## Task statement:
Print every entry exactly as written.

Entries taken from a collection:
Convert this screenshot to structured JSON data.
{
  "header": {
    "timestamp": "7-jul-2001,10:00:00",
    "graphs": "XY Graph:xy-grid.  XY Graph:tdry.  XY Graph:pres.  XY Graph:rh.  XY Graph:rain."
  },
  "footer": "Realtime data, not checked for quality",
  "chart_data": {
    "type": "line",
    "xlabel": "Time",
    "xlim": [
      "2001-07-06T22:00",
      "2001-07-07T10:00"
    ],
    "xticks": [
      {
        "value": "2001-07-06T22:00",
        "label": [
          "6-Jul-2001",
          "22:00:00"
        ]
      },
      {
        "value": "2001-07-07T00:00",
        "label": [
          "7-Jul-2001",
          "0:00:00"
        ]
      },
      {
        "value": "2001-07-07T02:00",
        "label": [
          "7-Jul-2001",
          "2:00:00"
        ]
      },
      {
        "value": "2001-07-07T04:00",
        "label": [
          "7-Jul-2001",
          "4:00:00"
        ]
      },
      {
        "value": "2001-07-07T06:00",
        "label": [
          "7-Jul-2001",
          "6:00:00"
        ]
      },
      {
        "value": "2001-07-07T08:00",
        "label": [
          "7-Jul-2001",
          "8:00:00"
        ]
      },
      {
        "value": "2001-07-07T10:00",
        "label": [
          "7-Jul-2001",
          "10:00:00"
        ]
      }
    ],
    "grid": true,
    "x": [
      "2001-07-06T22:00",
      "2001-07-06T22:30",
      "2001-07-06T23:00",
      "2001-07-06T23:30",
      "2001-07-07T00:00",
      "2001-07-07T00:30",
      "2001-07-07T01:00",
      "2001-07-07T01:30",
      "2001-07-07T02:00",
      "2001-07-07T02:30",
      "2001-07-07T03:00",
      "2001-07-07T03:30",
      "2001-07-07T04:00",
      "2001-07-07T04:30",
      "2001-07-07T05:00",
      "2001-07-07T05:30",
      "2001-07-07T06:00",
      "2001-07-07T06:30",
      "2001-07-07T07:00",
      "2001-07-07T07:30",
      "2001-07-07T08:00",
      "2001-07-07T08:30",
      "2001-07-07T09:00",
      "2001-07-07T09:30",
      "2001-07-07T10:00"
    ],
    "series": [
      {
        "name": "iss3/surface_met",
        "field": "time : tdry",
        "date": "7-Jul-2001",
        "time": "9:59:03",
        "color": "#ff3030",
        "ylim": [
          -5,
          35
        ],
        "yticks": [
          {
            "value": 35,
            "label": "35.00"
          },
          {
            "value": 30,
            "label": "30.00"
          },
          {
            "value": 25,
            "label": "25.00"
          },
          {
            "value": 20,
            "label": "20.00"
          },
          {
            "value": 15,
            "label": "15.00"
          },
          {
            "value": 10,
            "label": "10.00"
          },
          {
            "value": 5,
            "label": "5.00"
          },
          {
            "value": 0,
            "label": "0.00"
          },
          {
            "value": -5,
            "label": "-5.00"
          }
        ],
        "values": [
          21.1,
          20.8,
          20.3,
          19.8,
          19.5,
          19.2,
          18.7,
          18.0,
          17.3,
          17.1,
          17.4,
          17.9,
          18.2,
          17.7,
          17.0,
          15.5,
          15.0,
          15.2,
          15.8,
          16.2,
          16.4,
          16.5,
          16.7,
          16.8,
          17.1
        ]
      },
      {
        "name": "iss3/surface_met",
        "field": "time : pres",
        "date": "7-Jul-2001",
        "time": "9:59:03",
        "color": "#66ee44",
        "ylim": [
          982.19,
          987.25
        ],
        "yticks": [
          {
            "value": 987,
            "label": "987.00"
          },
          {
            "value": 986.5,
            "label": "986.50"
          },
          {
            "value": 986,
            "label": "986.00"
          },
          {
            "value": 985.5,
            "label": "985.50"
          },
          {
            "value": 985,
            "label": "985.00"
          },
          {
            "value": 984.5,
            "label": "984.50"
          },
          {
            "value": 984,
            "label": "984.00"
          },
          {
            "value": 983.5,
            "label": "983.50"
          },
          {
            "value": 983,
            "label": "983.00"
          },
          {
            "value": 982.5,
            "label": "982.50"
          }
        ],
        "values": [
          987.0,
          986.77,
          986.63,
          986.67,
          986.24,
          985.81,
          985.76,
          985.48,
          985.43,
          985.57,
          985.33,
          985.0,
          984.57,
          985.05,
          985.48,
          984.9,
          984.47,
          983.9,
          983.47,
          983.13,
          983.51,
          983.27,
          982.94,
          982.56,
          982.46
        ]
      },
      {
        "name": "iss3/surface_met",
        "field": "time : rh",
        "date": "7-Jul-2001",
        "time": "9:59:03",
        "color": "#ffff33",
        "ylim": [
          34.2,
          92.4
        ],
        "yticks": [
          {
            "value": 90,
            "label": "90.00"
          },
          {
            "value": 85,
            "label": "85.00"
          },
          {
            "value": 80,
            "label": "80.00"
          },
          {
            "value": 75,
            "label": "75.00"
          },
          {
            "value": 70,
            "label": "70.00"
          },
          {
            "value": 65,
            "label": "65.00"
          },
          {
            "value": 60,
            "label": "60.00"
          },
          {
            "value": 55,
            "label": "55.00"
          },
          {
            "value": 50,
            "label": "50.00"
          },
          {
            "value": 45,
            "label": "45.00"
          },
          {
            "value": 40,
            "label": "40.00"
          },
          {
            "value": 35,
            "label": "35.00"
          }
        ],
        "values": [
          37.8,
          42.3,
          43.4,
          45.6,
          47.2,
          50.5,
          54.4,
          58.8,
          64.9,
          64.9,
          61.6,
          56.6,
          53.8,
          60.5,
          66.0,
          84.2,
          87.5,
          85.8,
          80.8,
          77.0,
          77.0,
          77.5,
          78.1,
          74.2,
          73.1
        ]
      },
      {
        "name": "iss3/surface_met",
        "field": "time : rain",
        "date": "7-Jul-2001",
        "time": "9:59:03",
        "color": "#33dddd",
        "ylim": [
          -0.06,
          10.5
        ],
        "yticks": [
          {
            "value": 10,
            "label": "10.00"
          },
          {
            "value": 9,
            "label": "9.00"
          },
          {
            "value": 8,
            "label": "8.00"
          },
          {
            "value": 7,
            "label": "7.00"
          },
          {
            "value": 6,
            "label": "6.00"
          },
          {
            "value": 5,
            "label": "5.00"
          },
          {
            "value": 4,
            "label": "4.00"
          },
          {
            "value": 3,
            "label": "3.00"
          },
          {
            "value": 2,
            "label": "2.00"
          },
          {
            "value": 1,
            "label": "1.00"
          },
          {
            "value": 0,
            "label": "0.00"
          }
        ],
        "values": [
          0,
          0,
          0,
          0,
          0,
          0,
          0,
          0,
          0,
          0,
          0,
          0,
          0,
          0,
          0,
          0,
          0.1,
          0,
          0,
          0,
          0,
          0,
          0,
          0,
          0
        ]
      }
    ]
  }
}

## Solution to this exercise:
Convert this screenshot to structured JSON data.
{
  "header": {
    "timestamp": "7-jul-2001,10:00:00",
    "graphs": "XY Graph:xy-grid.  XY Graph:tdry.  XY Graph:pres.  XY Graph:rh.  XY Graph:rain."
  },
  "footer": "Realtime data, not checked for quality",
  "chart_data": {
    "type": "line",
    "xlabel": "Time",
    "xlim": [
      "2001-07-06T22:00",
      "2001-07-07T10:00"
    ],
    "xticks": [
      {
        "value": "2001-07-06T22:00",
        "label": [
          "6-Jul-2001",
          "22:00:00"
        ]
      },
      {
        "value": "2001-07-07T00:00",
        "label": [
          "7-Jul-2001",
          "0:00:00"
        ]
      },
      {
        "value": "2001-07-07T02:00",
        "label": [
          "7-Jul-2001",
          "2:00:00"
        ]
      },
      {
        "value": "2001-07-07T04:00",
        "label": [
          "7-Jul-2001",
          "4:00:00"
        ]
      },
      {
        "value": "2001-07-07T06:00",
        "label": [
          "7-Jul-2001",
          "6:00:00"
        ]
      },
      {
        "value": "2001-07-07T08:00",
        "label": [
          "7-Jul-2001",
          "8:00:00"
        ]
      },
      {
        "value": "2001-07-07T10:00",
        "label": [
          "7-Jul-2001",
          "10:00:00"
        ]
      }
    ],
    "grid": true,
    "x": [
      "2001-07-06T22:00",
      "2001-07-06T22:30",
      "2001-07-06T23:00",
      "2001-07-06T23:30",
      "2001-07-07T00:00",
      "2001-07-07T00:30",
      "2001-07-07T01:00",
      "2001-07-07T01:30",
      "2001-07-07T02:00",
      "2001-07-07T02:30",
      "2001-07-07T03:00",
      "2001-07-07T03:30",
      "2001-07-07T04:00",
      "2001-07-07T04:30",
      "2001-07-07T05:00",
      "2001-07-07T05:30",
      "2001-07-07T06:00",
      "2001-07-07T06:30",
      "2001-07-07T07:00",
      "2001-07-07T07:30",
      "2001-07-07T08:00",
      "2001-07-07T08:30",
      "2001-07-07T09:00",
      "2001-07-07T09:30",
      "2001-07-07T10:00"
    ],
    "series": [
      {
        "name": "iss3/surface_met",
        "field": "time : tdry",
        "date": "7-Jul-2001",
        "time": "9:59:03",
        "color": "#ff3030",
        "ylim": [
          -5,
          35
        ],
        "yticks": [
          {
            "value": 35,
            "label": "35.00"
          },
          {
            "value": 30,
            "label": "30.00"
          },
          {
            "value": 25,
            "label": "25.00"
          },
          {
            "value": 20,
            "label": "20.00"
          },
          {
            "value": 15,
            "label": "15.00"
          },
          {
            "value": 10,
            "label": "10.00"
          },
          {
            "value": 5,
            "label": "5.00"
          },
          {
            "value": 0,
            "label": "0.00"
          },
          {
            "value": -5,
            "label": "-5.00"
          }
        ],
        "values": [
          21.1,
          20.8,
          20.3,
          19.8,
          19.5,
          19.2,
          18.7,
          18.0,
          17.3,
          17.1,
          17.4,
          17.9,
          18.2,
          17.7,
          17.0,
          15.5,
          15.0,
          15.2,
          15.8,
          16.2,
          16.4,
          16.5,
          16.7,
          16.8,
          17.1
        ]
      },
      {
        "name": "iss3/surface_met",
        "field": "time : pres",
        "date": "7-Jul-2001",
        "time": "9:59:03",
        "color": "#66ee44",
        "ylim": [
          982.19,
          987.25
        ],
        "yticks": [
          {
            "value": 987,
            "label": "987.00"
          },
          {
            "value": 986.5,
            "label": "986.50"
          },
          {
            "value": 986,
            "label": "986.00"
          },
          {
            "value": 985.5,
            "label": "985.50"
          },
          {
            "value": 985,
            "label": "985.00"
          },
          {
            "value": 984.5,
            "label": "984.50"
          },
          {
            "value": 984,
            "label": "984.00"
          },
          {
            "value": 983.5,
            "label": "983.50"
          },
          {
            "value": 983,
            "label": "983.00"
          },
          {
            "value": 982.5,
            "label": "982.50"
          }
        ],
        "values": [
          987.0,
          986.77,
          986.63,
          986.67,
          986.24,
          985.81,
          985.76,
          985.48,
          985.43,
          985.57,
          985.33,
          985.0,
          984.57,
          985.05,
          985.48,
          984.9,
          984.47,
          983.9,
          983.47,
          983.13,
          983.51,
          983.27,
          982.94,
          982.56,
          982.46
        ]
      },
      {
        "name": "iss3/surface_met",
        "field": "time : rh",
        "date": "7-Jul-2001",
        "time": "9:59:03",
        "color": "#ffff33",
        "ylim": [
          34.2,
          92.4
        ],
        "yticks": [
          {
            "value": 90,
            "label": "90.00"
          },
          {
            "value": 85,
            "label": "85.00"
          },
          {
            "value": 80,
            "label": "80.00"
          },
          {
            "value": 75,
            "label": "75.00"
          },
          {
            "value": 70,
            "label": "70.00"
          },
          {
            "value": 65,
            "label": "65.00"
          },
          {
            "value": 60,
            "label": "60.00"
          },
          {
            "value": 55,
            "label": "55.00"
          },
          {
            "value": 50,
            "label": "50.00"
          },
          {
            "value": 45,
            "label": "45.00"
          },
          {
            "value": 40,
            "label": "40.00"
          },
          {
            "value": 35,
            "label": "35.00"
          }
        ],
        "values": [
          37.8,
          42.3,
          43.4,
          45.6,
          47.2,
          50.5,
          54.4,
          58.8,
          64.9,
          64.9,
          61.6,
          56.6,
          53.8,
          60.5,
          66.0,
          84.2,
          87.5,
          85.8,
          80.8,
          77.0,
          77.0,
          77.5,
          78.1,
          74.2,
          73.1
        ]
      },
      {
        "name": "iss3/surface_met",
        "field": "time : rain",
        "date": "7-Jul-2001",
        "time": "9:59:03",
        "color": "#33dddd",
        "ylim": [
          -0.06,
          10.5
        ],
        "yticks": [
          {
            "value": 10,
            "label": "10.00"
          },
          {
            "value": 9,
            "label": "9.00"
          },
          {
            "value": 8,
            "label": "8.00"
          },
          {
            "value": 7,
            "label": "7.00"
          },
          {
            "value": 6,
            "label": "6.00"
          },
          {
            "value": 5,
            "label": "5.00"
          },
          {
            "value": 4,
            "label": "4.00"
          },
          {
            "value": 3,
            "label": "3.00"
          },
          {
            "value": 2,
            "label": "2.00"
          },
          {
            "value": 1,
            "label": "1.00"
          },
          {
            "value": 0,
            "label": "0.00"
          }
        ],
        "values": [
          0,
          0,
          0,
          0,
          0,
          0,
          0,
          0,
          0,
          0,
          0,
          0,
          0,
          0,
          0,
          0,
          0.1,
          0,
          0,
          0,
          0,
          0,
          0,
          0,
          0
        ]
      }
    ]
  }
}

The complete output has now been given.